Start of MATERIAL TO PROCESS

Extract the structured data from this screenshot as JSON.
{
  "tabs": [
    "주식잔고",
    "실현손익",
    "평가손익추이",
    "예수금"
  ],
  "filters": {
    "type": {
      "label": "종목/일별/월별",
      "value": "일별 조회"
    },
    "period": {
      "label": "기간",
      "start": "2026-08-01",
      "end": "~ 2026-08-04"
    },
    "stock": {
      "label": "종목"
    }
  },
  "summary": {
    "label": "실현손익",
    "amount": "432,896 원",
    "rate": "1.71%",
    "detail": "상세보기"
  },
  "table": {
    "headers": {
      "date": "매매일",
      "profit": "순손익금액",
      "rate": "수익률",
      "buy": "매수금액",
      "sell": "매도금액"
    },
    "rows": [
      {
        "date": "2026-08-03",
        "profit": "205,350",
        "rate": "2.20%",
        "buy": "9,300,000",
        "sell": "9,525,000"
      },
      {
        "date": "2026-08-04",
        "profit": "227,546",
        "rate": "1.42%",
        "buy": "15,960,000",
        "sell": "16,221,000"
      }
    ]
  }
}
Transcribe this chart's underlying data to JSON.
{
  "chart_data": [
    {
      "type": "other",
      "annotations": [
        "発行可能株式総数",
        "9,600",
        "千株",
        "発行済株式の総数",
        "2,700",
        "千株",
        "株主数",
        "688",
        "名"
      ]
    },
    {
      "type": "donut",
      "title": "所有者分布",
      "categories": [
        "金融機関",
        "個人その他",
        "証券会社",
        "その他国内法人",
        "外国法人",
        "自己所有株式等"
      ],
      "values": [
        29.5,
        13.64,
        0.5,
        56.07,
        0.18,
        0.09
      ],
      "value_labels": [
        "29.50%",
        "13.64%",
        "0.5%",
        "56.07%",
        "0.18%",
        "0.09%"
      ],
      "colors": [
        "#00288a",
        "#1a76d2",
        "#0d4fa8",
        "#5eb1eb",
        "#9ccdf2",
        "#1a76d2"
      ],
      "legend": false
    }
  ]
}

End of MATERIAL TO PROCESS

- WHAT TO DO
Return the listing above word for word.

- COMPLETED TASK
Extract the structured data from this screenshot as JSON.
{
  "tabs": [
    "주식잔고",
    "실현손익",
    "평가손익추이",
    "예수금"
  ],
  "filters": {
    "type": {
      "label": "종목/일별/월별",
      "value": "일별 조회"
    },
    "period": {
      "label": "기간",
      "start": "2026-08-01",
      "end": "~ 2026-08-04"
    },
    "stock": {
      "label": "종목"
    }
  },
  "summary": {
    "label": "실현손익",
    "amount": "432,896 원",
    "rate": "1.71%",
    "detail": "상세보기"
  },
  "table": {
    "headers": {
      "date": "매매일",
      "profit": "순손익금액",
      "rate": "수익률",
      "buy": "매수금액",
      "sell": "매도금액"
    },
    "rows": [
      {
        "date": "2026-08-03",
        "profit": "205,350",
        "rate": "2.20%",
        "buy": "9,300,000",
        "sell": "9,525,000"
      },
      {
        "date": "2026-08-04",
        "profit": "227,546",
        "rate": "1.42%",
        "buy": "15,960,000",
        "sell": "16,221,000"
      }
    ]
  }
}
Transcribe this chart's underlying data to JSON.
{
  "chart_data": [
    {
      "type": "other",
      "annotations": [
        "発行可能株式総数",
        "9,600",
        "千株",
        "発行済株式の総数",
        "2,700",
        "千株",
        "株主数",
        "688",
        "名"
      ]
    },
    {
      "type": "donut",
      "title": "所有者分布",
      "categories": [
        "金融機関",
        "個人その他",
        "証券会社",
        "その他国内法人",
        "外国法人",
        "自己所有株式等"
      ],
      "values": [
        29.5,
        13.64,
        0.5,
        56.07,
        0.18,
        0.09
      ],
      "value_labels": [
        "29.50%",
        "13.64%",
        "0.5%",
        "56.07%",
        "0.18%",
        "0.09%"
      ],
      "colors": [
        "#00288a",
        "#1a76d2",
        "#0d4fa8",
        "#5eb1eb",
        "#9ccdf2",
        "#1a76d2"
      ],
      "legend": false
    }
  ]
}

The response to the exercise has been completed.